> **THE REQUEST**
How many of the lines below hold the word "base"? Answer only with the number.

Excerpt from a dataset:
<<<<

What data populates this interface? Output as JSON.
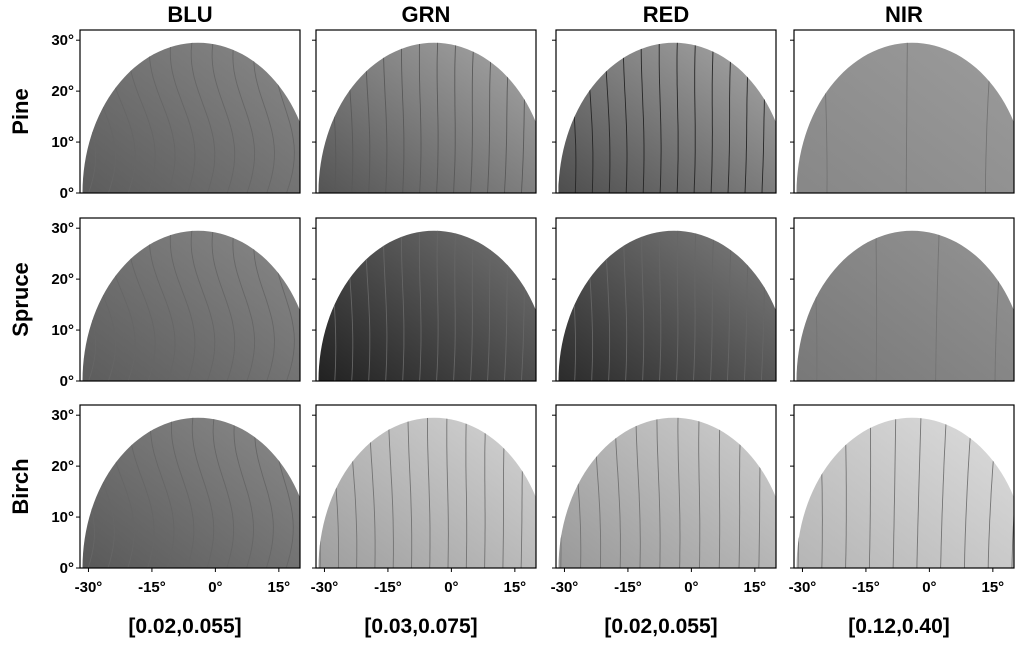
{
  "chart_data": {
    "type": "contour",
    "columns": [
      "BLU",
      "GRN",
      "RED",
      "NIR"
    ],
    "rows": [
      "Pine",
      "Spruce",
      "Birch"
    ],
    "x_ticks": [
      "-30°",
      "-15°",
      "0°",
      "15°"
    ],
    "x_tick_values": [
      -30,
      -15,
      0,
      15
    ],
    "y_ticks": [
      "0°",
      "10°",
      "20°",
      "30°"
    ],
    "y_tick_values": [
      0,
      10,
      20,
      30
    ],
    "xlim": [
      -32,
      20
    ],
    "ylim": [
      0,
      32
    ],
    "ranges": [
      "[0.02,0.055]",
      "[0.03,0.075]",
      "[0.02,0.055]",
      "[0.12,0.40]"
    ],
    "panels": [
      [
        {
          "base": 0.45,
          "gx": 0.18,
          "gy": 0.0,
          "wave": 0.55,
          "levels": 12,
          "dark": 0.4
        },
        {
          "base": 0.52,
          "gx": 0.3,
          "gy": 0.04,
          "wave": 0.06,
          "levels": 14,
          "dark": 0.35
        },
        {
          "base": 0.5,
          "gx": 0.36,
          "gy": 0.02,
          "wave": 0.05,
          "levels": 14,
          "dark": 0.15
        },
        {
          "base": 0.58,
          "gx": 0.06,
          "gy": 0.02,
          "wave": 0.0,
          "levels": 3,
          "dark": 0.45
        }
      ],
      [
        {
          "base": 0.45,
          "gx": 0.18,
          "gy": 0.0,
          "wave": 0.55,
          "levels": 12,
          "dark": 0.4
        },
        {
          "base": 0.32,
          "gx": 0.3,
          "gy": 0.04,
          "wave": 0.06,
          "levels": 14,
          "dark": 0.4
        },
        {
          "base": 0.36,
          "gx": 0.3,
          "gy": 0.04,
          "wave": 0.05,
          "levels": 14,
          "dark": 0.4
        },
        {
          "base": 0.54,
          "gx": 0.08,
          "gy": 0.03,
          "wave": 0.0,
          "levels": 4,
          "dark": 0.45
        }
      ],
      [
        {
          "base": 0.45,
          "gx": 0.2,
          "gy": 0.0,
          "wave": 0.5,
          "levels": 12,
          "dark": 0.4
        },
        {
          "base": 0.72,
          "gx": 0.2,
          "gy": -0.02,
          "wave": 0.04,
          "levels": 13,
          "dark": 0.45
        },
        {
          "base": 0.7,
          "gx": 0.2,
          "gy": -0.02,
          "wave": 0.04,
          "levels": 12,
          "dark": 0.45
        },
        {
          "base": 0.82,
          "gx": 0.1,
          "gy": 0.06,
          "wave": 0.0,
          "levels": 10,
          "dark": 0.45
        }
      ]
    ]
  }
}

>>>>
<<<<

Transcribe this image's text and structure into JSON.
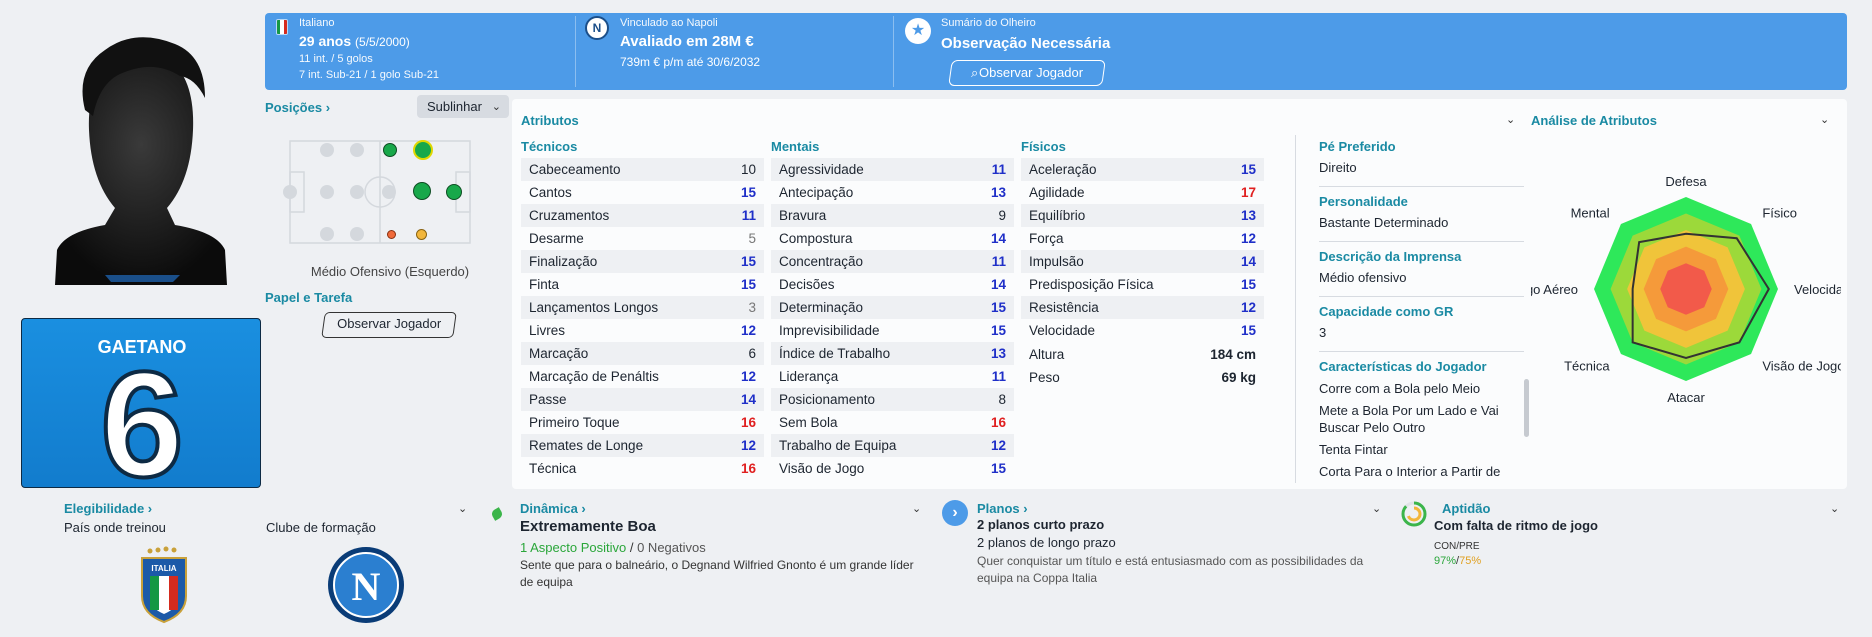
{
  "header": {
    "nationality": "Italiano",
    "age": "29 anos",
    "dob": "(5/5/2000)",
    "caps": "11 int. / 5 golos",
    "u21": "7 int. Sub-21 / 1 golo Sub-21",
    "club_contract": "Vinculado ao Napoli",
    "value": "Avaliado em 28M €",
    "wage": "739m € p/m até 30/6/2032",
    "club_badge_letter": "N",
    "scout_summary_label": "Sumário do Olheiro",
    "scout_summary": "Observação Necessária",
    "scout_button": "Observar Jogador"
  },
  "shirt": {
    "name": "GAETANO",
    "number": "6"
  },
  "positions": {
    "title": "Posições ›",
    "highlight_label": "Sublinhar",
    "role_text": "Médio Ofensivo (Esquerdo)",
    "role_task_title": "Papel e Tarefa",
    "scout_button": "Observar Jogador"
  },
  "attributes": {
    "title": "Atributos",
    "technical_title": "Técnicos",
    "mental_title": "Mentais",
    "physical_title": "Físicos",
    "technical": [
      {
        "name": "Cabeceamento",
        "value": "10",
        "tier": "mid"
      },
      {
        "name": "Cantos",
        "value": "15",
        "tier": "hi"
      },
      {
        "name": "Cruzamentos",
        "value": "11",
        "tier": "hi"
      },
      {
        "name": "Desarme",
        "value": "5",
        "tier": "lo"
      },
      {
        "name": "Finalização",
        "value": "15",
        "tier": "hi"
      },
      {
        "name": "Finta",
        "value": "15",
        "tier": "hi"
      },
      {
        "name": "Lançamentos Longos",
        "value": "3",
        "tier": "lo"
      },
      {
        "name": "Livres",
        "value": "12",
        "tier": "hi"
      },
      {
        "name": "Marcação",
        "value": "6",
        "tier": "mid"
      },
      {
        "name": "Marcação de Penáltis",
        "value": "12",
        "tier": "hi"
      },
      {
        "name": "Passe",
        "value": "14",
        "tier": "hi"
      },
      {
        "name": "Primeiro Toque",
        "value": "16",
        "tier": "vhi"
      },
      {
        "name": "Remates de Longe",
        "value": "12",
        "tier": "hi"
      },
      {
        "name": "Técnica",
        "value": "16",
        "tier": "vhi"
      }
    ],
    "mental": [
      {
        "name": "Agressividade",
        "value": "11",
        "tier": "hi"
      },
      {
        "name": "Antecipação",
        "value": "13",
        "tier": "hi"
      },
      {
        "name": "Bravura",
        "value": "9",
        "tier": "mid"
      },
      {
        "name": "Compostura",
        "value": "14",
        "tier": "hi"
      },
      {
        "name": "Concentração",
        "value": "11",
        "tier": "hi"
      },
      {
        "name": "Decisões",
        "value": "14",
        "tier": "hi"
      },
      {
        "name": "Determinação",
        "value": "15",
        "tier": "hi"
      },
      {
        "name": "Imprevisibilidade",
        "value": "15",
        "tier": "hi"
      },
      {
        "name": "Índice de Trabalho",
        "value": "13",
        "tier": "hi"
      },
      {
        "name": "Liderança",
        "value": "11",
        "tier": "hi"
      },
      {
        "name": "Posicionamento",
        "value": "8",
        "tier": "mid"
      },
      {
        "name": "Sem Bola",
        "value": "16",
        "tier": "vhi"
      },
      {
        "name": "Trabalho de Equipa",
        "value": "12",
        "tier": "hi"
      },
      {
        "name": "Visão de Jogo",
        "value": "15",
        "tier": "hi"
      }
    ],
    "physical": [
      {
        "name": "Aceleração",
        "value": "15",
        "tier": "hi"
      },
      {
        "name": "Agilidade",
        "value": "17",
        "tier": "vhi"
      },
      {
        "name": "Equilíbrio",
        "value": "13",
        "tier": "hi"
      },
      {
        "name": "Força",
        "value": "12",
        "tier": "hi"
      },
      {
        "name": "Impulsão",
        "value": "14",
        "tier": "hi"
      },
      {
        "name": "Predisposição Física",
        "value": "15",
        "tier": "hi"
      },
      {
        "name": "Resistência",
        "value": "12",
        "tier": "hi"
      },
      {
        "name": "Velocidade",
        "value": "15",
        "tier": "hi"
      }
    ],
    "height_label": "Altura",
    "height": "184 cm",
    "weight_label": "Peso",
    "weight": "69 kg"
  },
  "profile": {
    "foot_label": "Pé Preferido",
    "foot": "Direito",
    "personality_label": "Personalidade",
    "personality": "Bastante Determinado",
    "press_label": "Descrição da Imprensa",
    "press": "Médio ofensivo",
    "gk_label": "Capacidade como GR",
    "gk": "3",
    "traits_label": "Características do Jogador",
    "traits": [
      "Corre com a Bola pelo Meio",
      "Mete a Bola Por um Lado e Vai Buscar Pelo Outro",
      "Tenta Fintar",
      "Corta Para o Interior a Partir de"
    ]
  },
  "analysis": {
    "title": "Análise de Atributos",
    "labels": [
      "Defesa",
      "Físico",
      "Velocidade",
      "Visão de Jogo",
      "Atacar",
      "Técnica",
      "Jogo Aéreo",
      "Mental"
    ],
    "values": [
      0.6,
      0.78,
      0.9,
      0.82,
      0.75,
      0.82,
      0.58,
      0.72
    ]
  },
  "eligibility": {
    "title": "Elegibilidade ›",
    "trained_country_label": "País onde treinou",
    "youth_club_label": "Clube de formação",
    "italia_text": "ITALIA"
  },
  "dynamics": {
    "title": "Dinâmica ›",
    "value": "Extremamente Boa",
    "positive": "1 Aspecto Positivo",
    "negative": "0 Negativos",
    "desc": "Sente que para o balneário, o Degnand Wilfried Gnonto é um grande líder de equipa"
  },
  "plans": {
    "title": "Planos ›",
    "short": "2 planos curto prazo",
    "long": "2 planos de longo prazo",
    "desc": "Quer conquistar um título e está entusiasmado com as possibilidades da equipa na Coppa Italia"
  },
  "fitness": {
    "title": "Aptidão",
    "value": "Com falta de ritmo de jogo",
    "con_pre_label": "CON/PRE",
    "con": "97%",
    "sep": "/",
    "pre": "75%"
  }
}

>>>>

> **SOLVED PROBLEM**
12